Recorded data
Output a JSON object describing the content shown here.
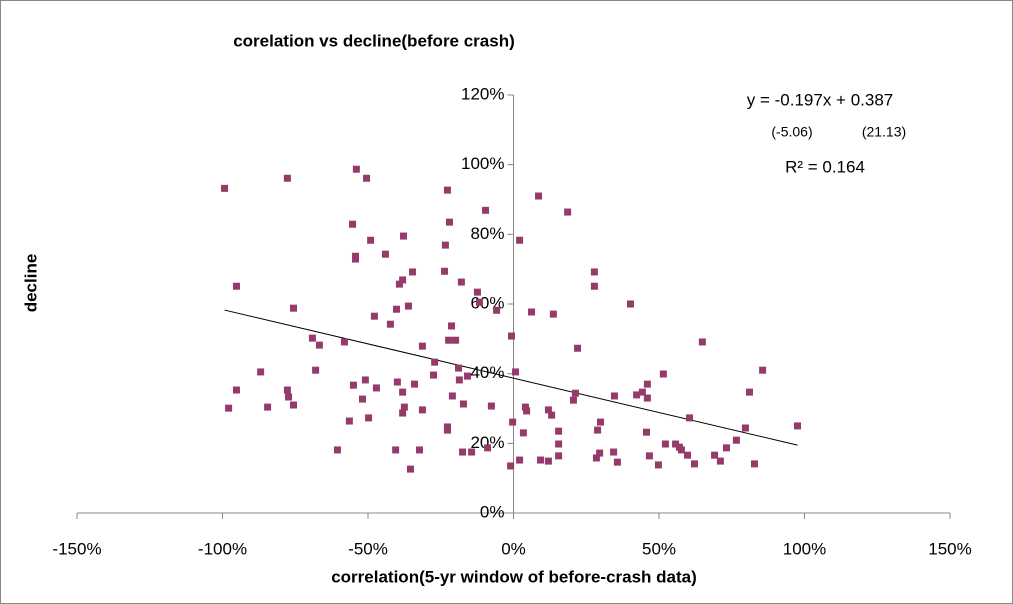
{
  "chart_data": {
    "type": "scatter",
    "title": "corelation vs decline(before crash)",
    "x_label": "correlation(5-yr window of before-crash  data)",
    "y_label": "decline",
    "annotations": [
      "y = -0.197x + 0.387",
      "(-5.06)",
      "(21.13)",
      "R² = 0.164"
    ],
    "trendline": {
      "slope": -0.197,
      "intercept": 0.387
    },
    "color": "#953a6a",
    "grid": false,
    "xlim": [
      -1.5,
      1.5
    ],
    "xticks": [
      {
        "value": -1.5,
        "label": "-150%"
      },
      {
        "value": -1,
        "label": "-100%"
      },
      {
        "value": -0.5,
        "label": "-50%"
      },
      {
        "value": 0,
        "label": "0%"
      },
      {
        "value": 0.5,
        "label": "50%"
      },
      {
        "value": 1,
        "label": "100%"
      },
      {
        "value": 1.5,
        "label": "150%"
      }
    ],
    "ylim": [
      0,
      1.2
    ],
    "yticks": [
      {
        "value": 0,
        "label": "0%"
      },
      {
        "value": 0.2,
        "label": "20%"
      },
      {
        "value": 0.4,
        "label": "40%"
      },
      {
        "value": 0.6,
        "label": "60%"
      },
      {
        "value": 0.8,
        "label": "80%"
      },
      {
        "value": 1,
        "label": "100%"
      },
      {
        "value": 1.2,
        "label": "120%"
      }
    ],
    "x": [
      -0.993,
      -0.952,
      -0.979,
      -0.952,
      -0.845,
      -0.869,
      -0.777,
      -0.756,
      -0.777,
      -0.773,
      -0.756,
      -0.691,
      -0.667,
      -0.68,
      -0.605,
      -0.581,
      -0.564,
      -0.553,
      -0.543,
      -0.543,
      -0.54,
      -0.55,
      -0.505,
      -0.519,
      -0.509,
      -0.498,
      -0.491,
      -0.478,
      -0.471,
      -0.44,
      -0.423,
      -0.405,
      -0.399,
      -0.402,
      -0.392,
      -0.381,
      -0.378,
      -0.381,
      -0.381,
      -0.375,
      -0.361,
      -0.354,
      -0.347,
      -0.34,
      -0.323,
      -0.313,
      -0.313,
      -0.271,
      -0.275,
      -0.237,
      -0.234,
      -0.227,
      -0.227,
      -0.227,
      -0.223,
      -0.22,
      -0.213,
      -0.21,
      -0.199,
      -0.189,
      -0.186,
      -0.179,
      -0.175,
      -0.172,
      -0.158,
      -0.144,
      -0.124,
      -0.117,
      -0.096,
      -0.089,
      -0.076,
      -0.058,
      -0.01,
      -0.007,
      -0.003,
      0.007,
      0.021,
      0.021,
      0.034,
      0.041,
      0.045,
      0.062,
      0.086,
      0.093,
      0.12,
      0.12,
      0.131,
      0.137,
      0.155,
      0.155,
      0.155,
      0.186,
      0.206,
      0.213,
      0.22,
      0.278,
      0.278,
      0.285,
      0.289,
      0.299,
      0.296,
      0.344,
      0.347,
      0.357,
      0.402,
      0.423,
      0.443,
      0.46,
      0.46,
      0.457,
      0.467,
      0.498,
      0.515,
      0.522,
      0.557,
      0.57,
      0.577,
      0.598,
      0.605,
      0.622,
      0.649,
      0.691,
      0.711,
      0.732,
      0.766,
      0.797,
      0.811,
      0.828,
      0.856,
      0.976
    ],
    "values": [
      0.932,
      0.651,
      0.301,
      0.353,
      0.304,
      0.405,
      0.961,
      0.588,
      0.353,
      0.333,
      0.31,
      0.502,
      0.482,
      0.41,
      0.181,
      0.491,
      0.264,
      0.829,
      0.737,
      0.729,
      0.987,
      0.367,
      0.961,
      0.327,
      0.382,
      0.273,
      0.783,
      0.565,
      0.359,
      0.743,
      0.542,
      0.181,
      0.376,
      0.585,
      0.657,
      0.287,
      0.795,
      0.669,
      0.347,
      0.304,
      0.594,
      0.126,
      0.692,
      0.37,
      0.181,
      0.296,
      0.479,
      0.433,
      0.396,
      0.694,
      0.769,
      0.927,
      0.247,
      0.238,
      0.496,
      0.835,
      0.537,
      0.336,
      0.496,
      0.416,
      0.382,
      0.663,
      0.175,
      0.313,
      0.393,
      0.175,
      0.634,
      0.605,
      0.869,
      0.187,
      0.307,
      0.582,
      0.135,
      0.508,
      0.261,
      0.405,
      0.783,
      0.152,
      0.23,
      0.304,
      0.293,
      0.577,
      0.91,
      0.152,
      0.149,
      0.296,
      0.281,
      0.571,
      0.235,
      0.198,
      0.164,
      0.864,
      0.324,
      0.344,
      0.473,
      0.692,
      0.651,
      0.158,
      0.238,
      0.261,
      0.172,
      0.175,
      0.336,
      0.146,
      0.6,
      0.339,
      0.347,
      0.33,
      0.37,
      0.232,
      0.164,
      0.138,
      0.399,
      0.198,
      0.198,
      0.189,
      0.181,
      0.166,
      0.273,
      0.141,
      0.491,
      0.166,
      0.149,
      0.187,
      0.209,
      0.244,
      0.347,
      0.141,
      0.41,
      0.25
    ]
  }
}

▶ [Exercise aim] Every entry must be written out exactly, with all pictures left out.

▶ [Right answer]
Output a JSON object describing the content shown here.
{
  "chart_data": {
    "type": "scatter",
    "title": "corelation vs decline(before crash)",
    "x_label": "correlation(5-yr window of before-crash  data)",
    "y_label": "decline",
    "annotations": [
      "y = -0.197x + 0.387",
      "(-5.06)",
      "(21.13)",
      "R² = 0.164"
    ],
    "trendline": {
      "slope": -0.197,
      "intercept": 0.387
    },
    "color": "#953a6a",
    "grid": false,
    "xlim": [
      -1.5,
      1.5
    ],
    "xticks": [
      {
        "value": -1.5,
        "label": "-150%"
      },
      {
        "value": -1,
        "label": "-100%"
      },
      {
        "value": -0.5,
        "label": "-50%"
      },
      {
        "value": 0,
        "label": "0%"
      },
      {
        "value": 0.5,
        "label": "50%"
      },
      {
        "value": 1,
        "label": "100%"
      },
      {
        "value": 1.5,
        "label": "150%"
      }
    ],
    "ylim": [
      0,
      1.2
    ],
    "yticks": [
      {
        "value": 0,
        "label": "0%"
      },
      {
        "value": 0.2,
        "label": "20%"
      },
      {
        "value": 0.4,
        "label": "40%"
      },
      {
        "value": 0.6,
        "label": "60%"
      },
      {
        "value": 0.8,
        "label": "80%"
      },
      {
        "value": 1,
        "label": "100%"
      },
      {
        "value": 1.2,
        "label": "120%"
      }
    ],
    "x": [
      -0.993,
      -0.952,
      -0.979,
      -0.952,
      -0.845,
      -0.869,
      -0.777,
      -0.756,
      -0.777,
      -0.773,
      -0.756,
      -0.691,
      -0.667,
      -0.68,
      -0.605,
      -0.581,
      -0.564,
      -0.553,
      -0.543,
      -0.543,
      -0.54,
      -0.55,
      -0.505,
      -0.519,
      -0.509,
      -0.498,
      -0.491,
      -0.478,
      -0.471,
      -0.44,
      -0.423,
      -0.405,
      -0.399,
      -0.402,
      -0.392,
      -0.381,
      -0.378,
      -0.381,
      -0.381,
      -0.375,
      -0.361,
      -0.354,
      -0.347,
      -0.34,
      -0.323,
      -0.313,
      -0.313,
      -0.271,
      -0.275,
      -0.237,
      -0.234,
      -0.227,
      -0.227,
      -0.227,
      -0.223,
      -0.22,
      -0.213,
      -0.21,
      -0.199,
      -0.189,
      -0.186,
      -0.179,
      -0.175,
      -0.172,
      -0.158,
      -0.144,
      -0.124,
      -0.117,
      -0.096,
      -0.089,
      -0.076,
      -0.058,
      -0.01,
      -0.007,
      -0.003,
      0.007,
      0.021,
      0.021,
      0.034,
      0.041,
      0.045,
      0.062,
      0.086,
      0.093,
      0.12,
      0.12,
      0.131,
      0.137,
      0.155,
      0.155,
      0.155,
      0.186,
      0.206,
      0.213,
      0.22,
      0.278,
      0.278,
      0.285,
      0.289,
      0.299,
      0.296,
      0.344,
      0.347,
      0.357,
      0.402,
      0.423,
      0.443,
      0.46,
      0.46,
      0.457,
      0.467,
      0.498,
      0.515,
      0.522,
      0.557,
      0.57,
      0.577,
      0.598,
      0.605,
      0.622,
      0.649,
      0.691,
      0.711,
      0.732,
      0.766,
      0.797,
      0.811,
      0.828,
      0.856,
      0.976
    ],
    "values": [
      0.932,
      0.651,
      0.301,
      0.353,
      0.304,
      0.405,
      0.961,
      0.588,
      0.353,
      0.333,
      0.31,
      0.502,
      0.482,
      0.41,
      0.181,
      0.491,
      0.264,
      0.829,
      0.737,
      0.729,
      0.987,
      0.367,
      0.961,
      0.327,
      0.382,
      0.273,
      0.783,
      0.565,
      0.359,
      0.743,
      0.542,
      0.181,
      0.376,
      0.585,
      0.657,
      0.287,
      0.795,
      0.669,
      0.347,
      0.304,
      0.594,
      0.126,
      0.692,
      0.37,
      0.181,
      0.296,
      0.479,
      0.433,
      0.396,
      0.694,
      0.769,
      0.927,
      0.247,
      0.238,
      0.496,
      0.835,
      0.537,
      0.336,
      0.496,
      0.416,
      0.382,
      0.663,
      0.175,
      0.313,
      0.393,
      0.175,
      0.634,
      0.605,
      0.869,
      0.187,
      0.307,
      0.582,
      0.135,
      0.508,
      0.261,
      0.405,
      0.783,
      0.152,
      0.23,
      0.304,
      0.293,
      0.577,
      0.91,
      0.152,
      0.149,
      0.296,
      0.281,
      0.571,
      0.235,
      0.198,
      0.164,
      0.864,
      0.324,
      0.344,
      0.473,
      0.692,
      0.651,
      0.158,
      0.238,
      0.261,
      0.172,
      0.175,
      0.336,
      0.146,
      0.6,
      0.339,
      0.347,
      0.33,
      0.37,
      0.232,
      0.164,
      0.138,
      0.399,
      0.198,
      0.198,
      0.189,
      0.181,
      0.166,
      0.273,
      0.141,
      0.491,
      0.166,
      0.149,
      0.187,
      0.209,
      0.244,
      0.347,
      0.141,
      0.41,
      0.25
    ]
  }
}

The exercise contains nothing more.